Look through the data below and report how many lines include "name". Only the number should be given.
= = = =
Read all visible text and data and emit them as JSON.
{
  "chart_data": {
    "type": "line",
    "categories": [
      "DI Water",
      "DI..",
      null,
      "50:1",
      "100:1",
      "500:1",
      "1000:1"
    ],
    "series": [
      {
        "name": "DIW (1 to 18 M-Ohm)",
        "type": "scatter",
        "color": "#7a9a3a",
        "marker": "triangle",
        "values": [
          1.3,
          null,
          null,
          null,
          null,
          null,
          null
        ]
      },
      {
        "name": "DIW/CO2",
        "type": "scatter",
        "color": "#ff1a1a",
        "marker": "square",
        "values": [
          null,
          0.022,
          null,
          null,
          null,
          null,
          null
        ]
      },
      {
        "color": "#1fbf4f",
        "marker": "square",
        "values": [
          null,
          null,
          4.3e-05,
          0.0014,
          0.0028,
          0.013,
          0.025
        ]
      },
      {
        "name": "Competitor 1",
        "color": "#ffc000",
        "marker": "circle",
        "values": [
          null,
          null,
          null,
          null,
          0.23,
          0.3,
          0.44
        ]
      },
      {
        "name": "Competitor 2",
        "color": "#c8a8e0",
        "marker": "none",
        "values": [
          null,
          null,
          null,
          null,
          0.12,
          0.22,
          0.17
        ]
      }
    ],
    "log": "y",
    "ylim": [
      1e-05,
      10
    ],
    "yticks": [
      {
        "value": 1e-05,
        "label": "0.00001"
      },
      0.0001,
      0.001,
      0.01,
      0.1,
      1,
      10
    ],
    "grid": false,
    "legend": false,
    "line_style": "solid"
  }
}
= = = =
» **TASK ANSWER**
4